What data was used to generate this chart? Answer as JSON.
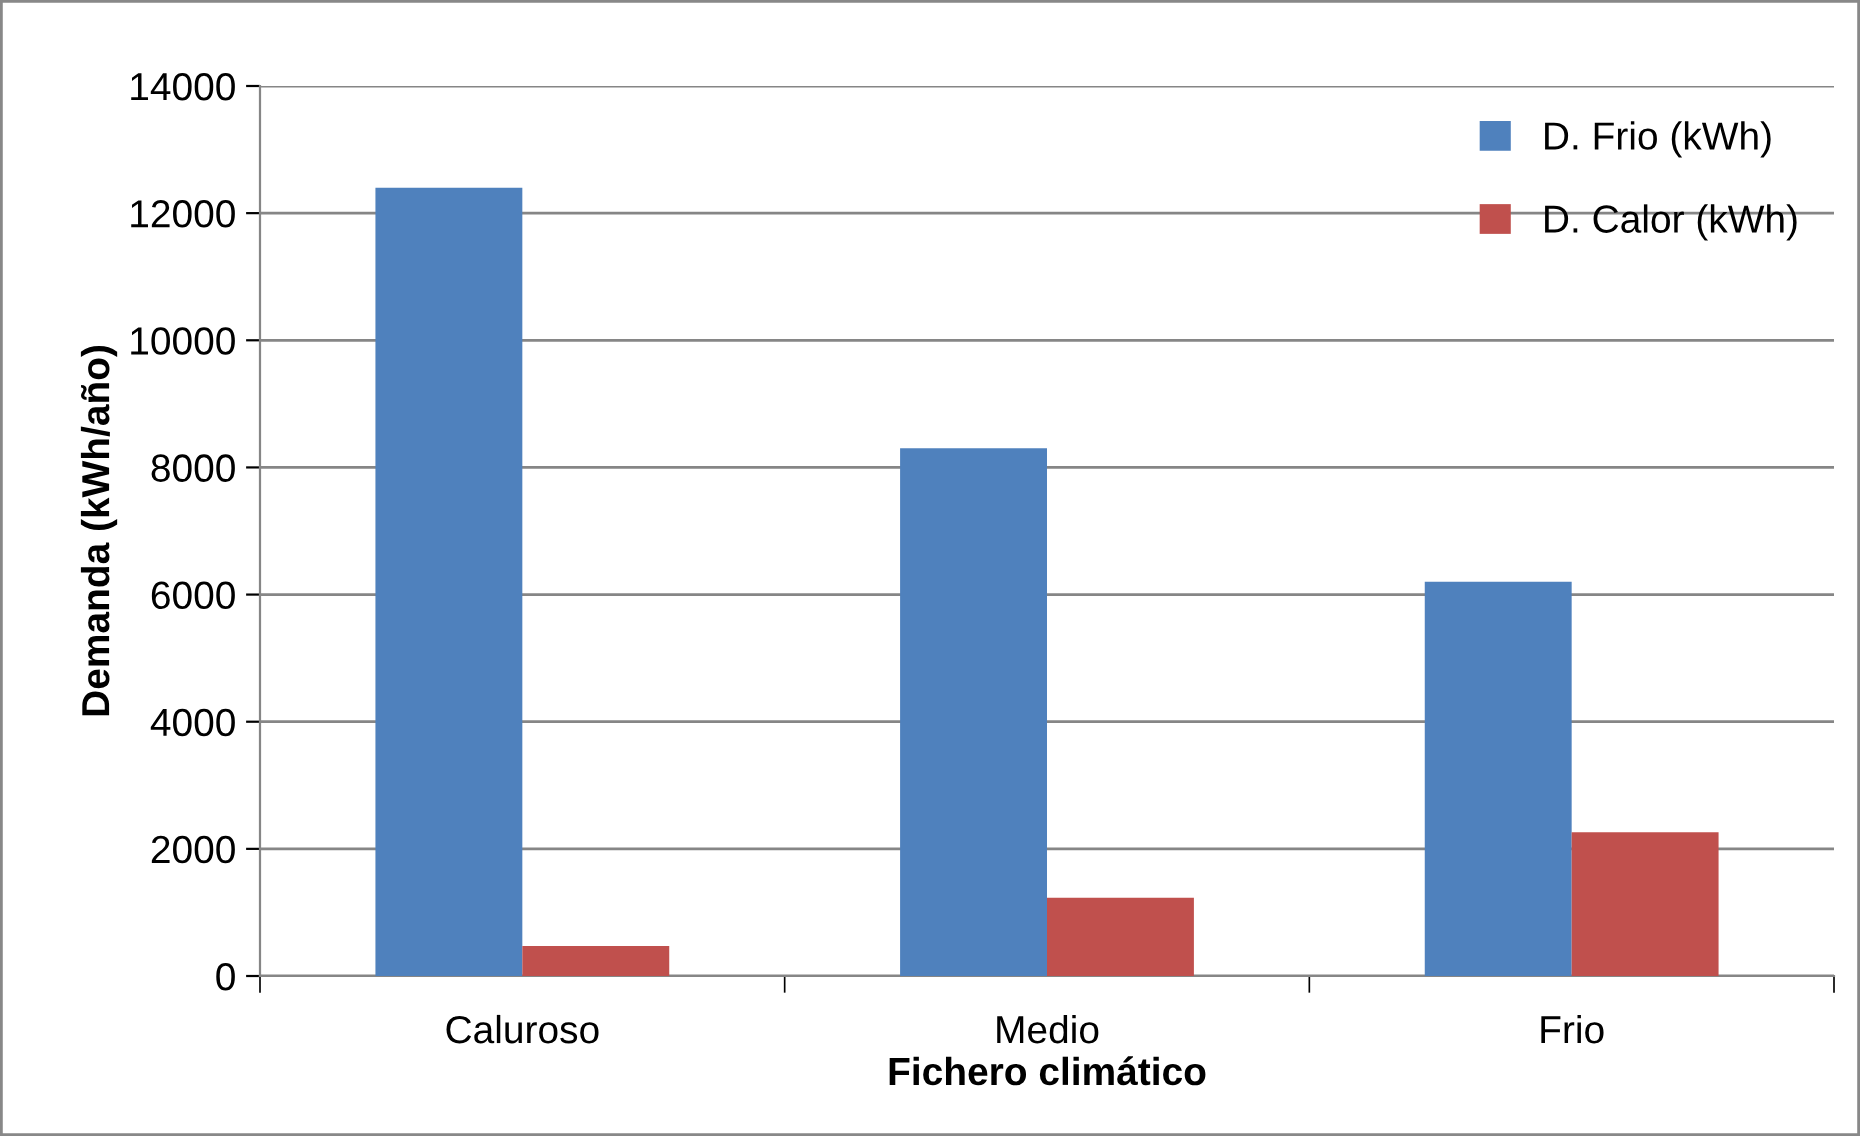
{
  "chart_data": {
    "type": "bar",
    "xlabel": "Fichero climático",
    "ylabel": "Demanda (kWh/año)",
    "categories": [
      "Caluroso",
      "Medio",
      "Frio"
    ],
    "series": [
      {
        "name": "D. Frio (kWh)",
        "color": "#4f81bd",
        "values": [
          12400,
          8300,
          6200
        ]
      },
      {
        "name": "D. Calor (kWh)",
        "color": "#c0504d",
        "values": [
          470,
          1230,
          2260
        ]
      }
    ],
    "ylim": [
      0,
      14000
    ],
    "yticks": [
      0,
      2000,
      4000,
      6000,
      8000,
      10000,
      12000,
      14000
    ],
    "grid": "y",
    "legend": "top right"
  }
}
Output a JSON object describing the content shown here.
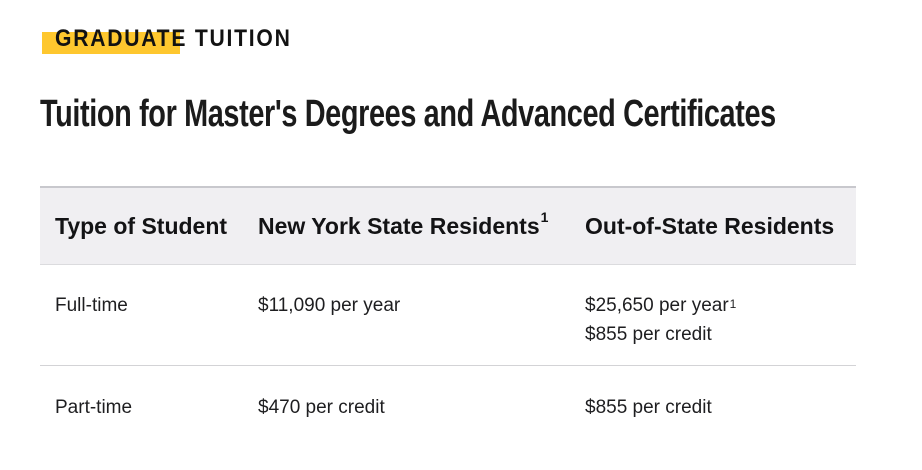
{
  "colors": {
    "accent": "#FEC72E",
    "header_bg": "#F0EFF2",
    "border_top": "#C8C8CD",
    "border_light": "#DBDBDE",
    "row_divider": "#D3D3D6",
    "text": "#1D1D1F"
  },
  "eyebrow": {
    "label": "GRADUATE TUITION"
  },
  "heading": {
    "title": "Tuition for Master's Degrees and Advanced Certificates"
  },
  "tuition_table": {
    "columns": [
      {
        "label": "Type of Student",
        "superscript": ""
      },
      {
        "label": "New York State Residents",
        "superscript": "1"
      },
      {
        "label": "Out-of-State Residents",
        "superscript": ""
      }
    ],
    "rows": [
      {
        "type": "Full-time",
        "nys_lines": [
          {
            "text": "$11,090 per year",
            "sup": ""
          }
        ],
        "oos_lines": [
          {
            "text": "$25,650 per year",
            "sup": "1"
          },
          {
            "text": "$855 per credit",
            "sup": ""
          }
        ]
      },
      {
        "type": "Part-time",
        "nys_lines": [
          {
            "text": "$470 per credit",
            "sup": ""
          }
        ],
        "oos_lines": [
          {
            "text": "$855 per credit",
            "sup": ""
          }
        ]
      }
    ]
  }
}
^^^^^^^^^^^^^^^^
— Exercise instructions —
Set the data above down again exactly as given, with no pictures.

— Solution for this exercise —
What data was used to generate this chart? Answer as JSON.
{
  "chart_data": {
    "type": "bar",
    "xlabel": "Fichero climático",
    "ylabel": "Demanda (kWh/año)",
    "categories": [
      "Caluroso",
      "Medio",
      "Frio"
    ],
    "series": [
      {
        "name": "D. Frio (kWh)",
        "color": "#4f81bd",
        "values": [
          12400,
          8300,
          6200
        ]
      },
      {
        "name": "D. Calor (kWh)",
        "color": "#c0504d",
        "values": [
          470,
          1230,
          2260
        ]
      }
    ],
    "ylim": [
      0,
      14000
    ],
    "yticks": [
      0,
      2000,
      4000,
      6000,
      8000,
      10000,
      12000,
      14000
    ],
    "grid": "y",
    "legend": "top right"
  }
}
Output a JSON object describing the content shown here.
{
  "colors": {
    "accent": "#FEC72E",
    "header_bg": "#F0EFF2",
    "border_top": "#C8C8CD",
    "border_light": "#DBDBDE",
    "row_divider": "#D3D3D6",
    "text": "#1D1D1F"
  },
  "eyebrow": {
    "label": "GRADUATE TUITION"
  },
  "heading": {
    "title": "Tuition for Master's Degrees and Advanced Certificates"
  },
  "tuition_table": {
    "columns": [
      {
        "label": "Type of Student",
        "superscript": ""
      },
      {
        "label": "New York State Residents",
        "superscript": "1"
      },
      {
        "label": "Out-of-State Residents",
        "superscript": ""
      }
    ],
    "rows": [
      {
        "type": "Full-time",
        "nys_lines": [
          {
            "text": "$11,090 per year",
            "sup": ""
          }
        ],
        "oos_lines": [
          {
            "text": "$25,650 per year",
            "sup": "1"
          },
          {
            "text": "$855 per credit",
            "sup": ""
          }
        ]
      },
      {
        "type": "Part-time",
        "nys_lines": [
          {
            "text": "$470 per credit",
            "sup": ""
          }
        ],
        "oos_lines": [
          {
            "text": "$855 per credit",
            "sup": ""
          }
        ]
      }
    ]
  }
}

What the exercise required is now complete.